Stated exercise: Locate the lines that hold the string "frac". Copy every such line.

Dataset items
◇ ◇ ◇ ◇ ◇

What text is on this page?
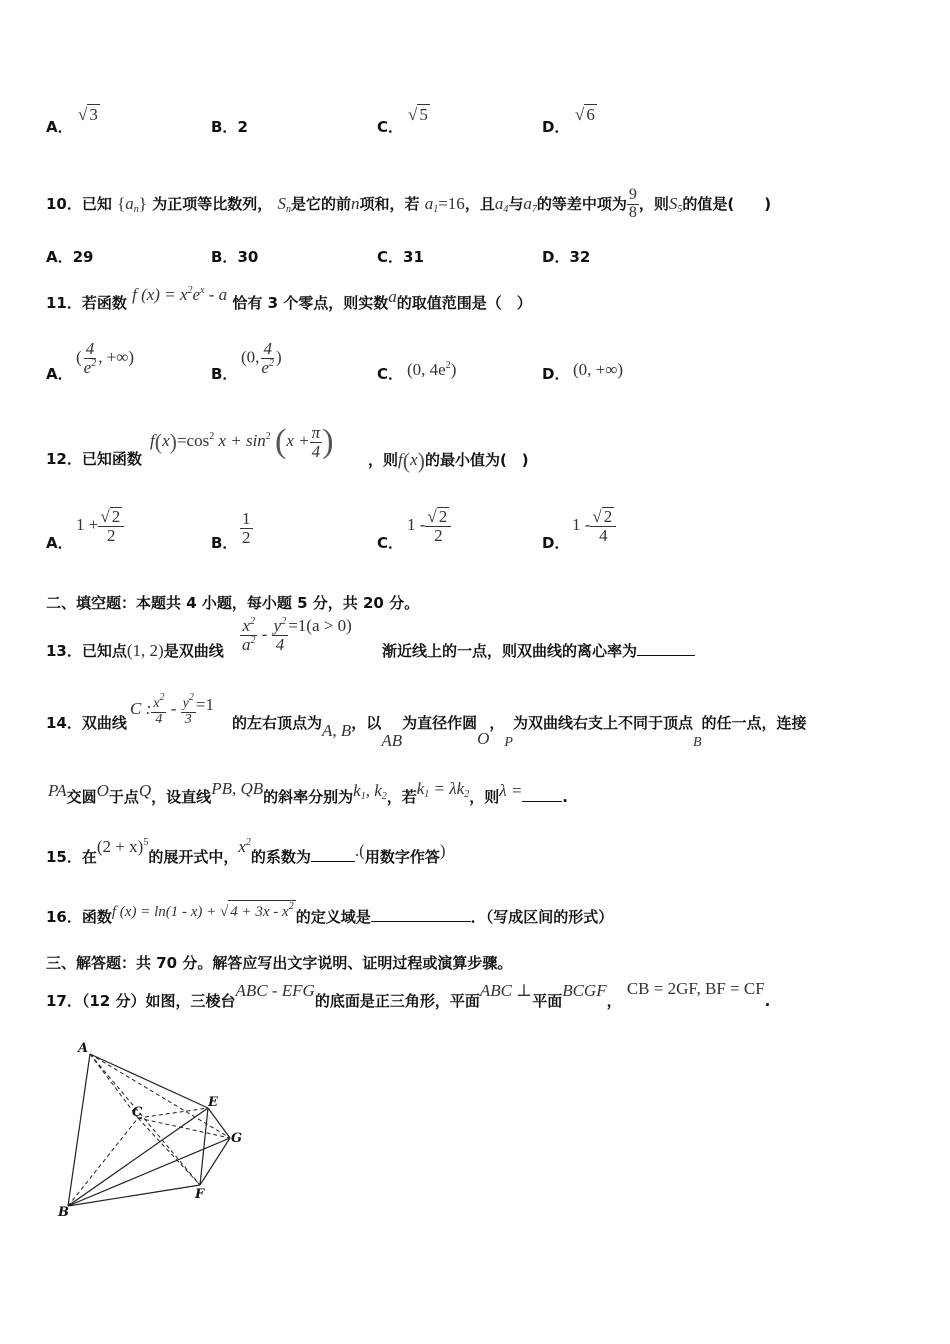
A．
√ 3
B．2	C．
√ 5
D．
√ 6
10．已知 $\{a_n\}$ 为正项等比数列， $S_n$是它的前n项和，若 $a_1=16$，且$a_4$与$a_7$的等差中项为 $\frac{9}{8}$ ，则$S_5$的值是(　　)
A．29	B．30	C．31	D．32
11．若函数 f $(x) = x^2e^x - a$ 恰有 3 个零点，则实数a的取值范围是（　）
A．
( $\frac{4}{e^2}$ , +∞)
B．
(0, $\frac{4}{e^2}$ )
C． (0, $4e^2$)	D． (0, +∞)
12．已知函数
$f(x)=\cos^2$ $x + \sin^2 (x + \frac{\pi}{4}$ ) ，则f(x)的最小值为(　)
A．
$1 + \frac{√ 2}{2}$	B． $\frac{1}{2}$	C．
$1 - \frac{√ 2}{2}$	D．
$1 - \frac{√ 2}{4}$
二、填空题：本题共 4 小题，每小题 5 分，共 20 分。
13．已知点(1, 2)是双曲线 $\frac{x^2}{a^2} - \frac{y^2}{4} =1(a > 0)$
渐近线上的一点，则双曲线的离心率为
14．双曲线
C : $\frac{x^2}{4} - \frac{y^2}{3} =1$
的左右顶点为A, B，以AB为直径作圆O，P为双曲线右支上不同于顶点B的任一点，连接
PA交圆O于点Q，设直线PB, QB的斜率分别为$k_1$, $k_2$，若$k_1 = \lambda k_2$，则λ =	.
15．在$(2 + x)^5$的展开式中，$x^2$的系数为	.(用数字作答)
16．函数f (x) = ln(1 - x) + √ $4 + 3x - x^2$的定义域是	．（写成区间的形式）
三、解答题：共 70 分。解答应写出文字说明、证明过程或演算步骤。
17．（12 分）如图，三棱台ABC - EFG的底面是正三角形，平面ABC ⊥平面BCGF， CB = 2GF, BF = CF.
A
C
E
G
F
B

◇ ◇ ◇ ◇ ◇

Exercise response:
10．已知 $\{a_n\}$ 为正项等比数列， $S_n$是它的前n项和，若 $a_1=16$，且$a_4$与$a_7$的等差中项为 $\frac{9}{8}$ ，则$S_5$的值是(　　)
( $\frac{4}{e^2}$ , +∞)
(0, $\frac{4}{e^2}$ )
$f(x)=\cos^2$ $x + \sin^2 (x + \frac{\pi}{4}$ ) ，则f(x)的最小值为(　)
$1 + \frac{√ 2}{2}$	B． $\frac{1}{2}$	C．
$1 - \frac{√ 2}{2}$	D．
$1 - \frac{√ 2}{4}$
13．已知点(1, 2)是双曲线 $\frac{x^2}{a^2} - \frac{y^2}{4} =1(a > 0)$
C : $\frac{x^2}{4} - \frac{y^2}{3} =1$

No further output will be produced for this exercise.